### [Lines of data]
####################
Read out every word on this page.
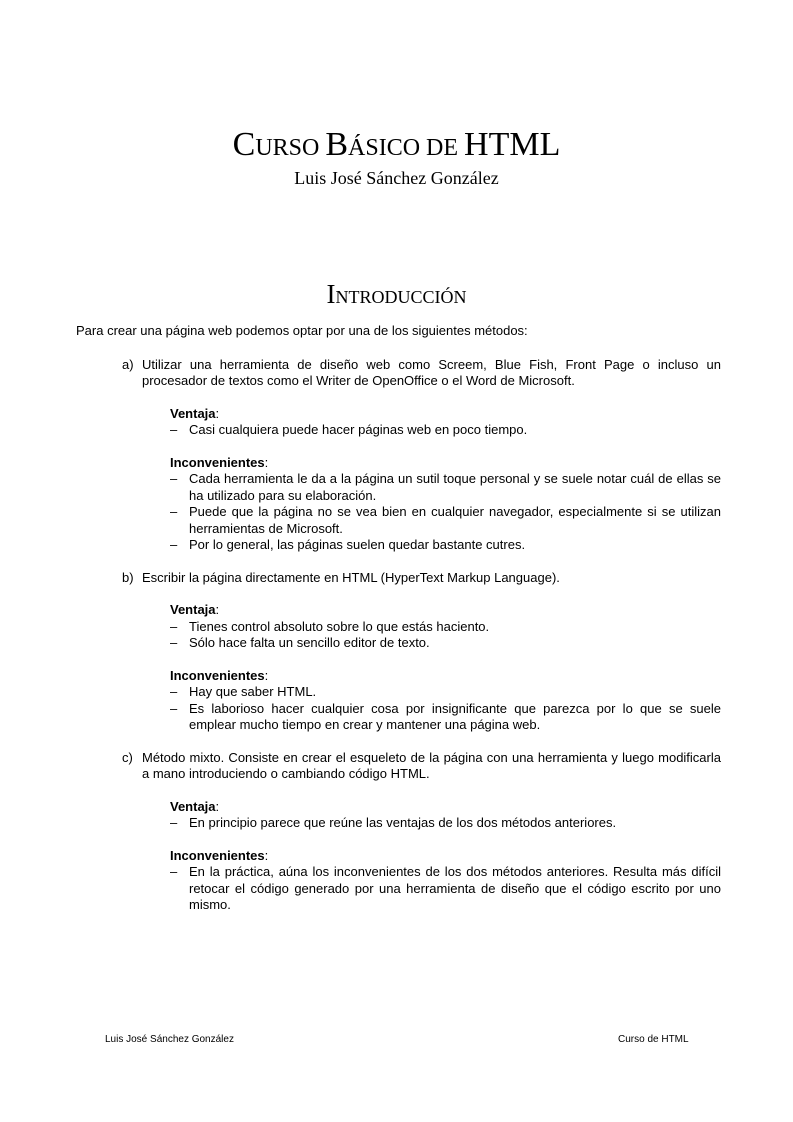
CURSO BÁSICO DE HTML
Luis José Sánchez González
INTRODUCCIÓN

Para crear una página web podemos optar por una de los siguientes métodos:

a) Utilizar una herramienta de diseño web como Screem, Blue Fish, Front Page o incluso un procesador de textos como el Writer de OpenOffice o el Word de Microsoft.
Ventaja:
– Casi cualquiera puede hacer páginas web en poco tiempo.
Inconvenientes:
– Cada herramienta le da a la página un sutil toque personal y se suele notar cuál de ellas se ha utilizado para su elaboración.
– Puede que la página no se vea bien en cualquier navegador, especialmente si se utilizan herramientas de Microsoft.
– Por lo general, las páginas suelen quedar bastante cutres.
b) Escribir la página directamente en HTML (HyperText Markup Language).
Ventaja:
– Tienes control absoluto sobre lo que estás haciento.
– Sólo hace falta un sencillo editor de texto.
Inconvenientes:
– Hay que saber HTML.
– Es laborioso hacer cualquier cosa por insignificante que parezca por lo que se suele emplear mucho tiempo en crear y mantener una página web.
c) Método mixto. Consiste en crear el esqueleto de la página con una herramienta y luego modificarla a mano introduciendo o cambiando código HTML.
Ventaja:
– En principio parece que reúne las ventajas de los dos métodos anteriores.
Inconvenientes:
– En la práctica, aúna los inconvenientes de los dos métodos anteriores. Resulta más difícil retocar el código generado por una herramienta de diseño que el código escrito por uno mismo.
Luis José Sánchez González	Curso de HTML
####################
### [PROBLEM]
Look through the data above. Find each line with the string "hacer" and copy it.

### [WRITTEN SOLUTION]
– Casi cualquiera puede hacer páginas web en poco tiempo.
– Es laborioso hacer cualquier cosa por insignificante que parezca por lo que se suele emplear mucho tiempo en crear y mantener una página web.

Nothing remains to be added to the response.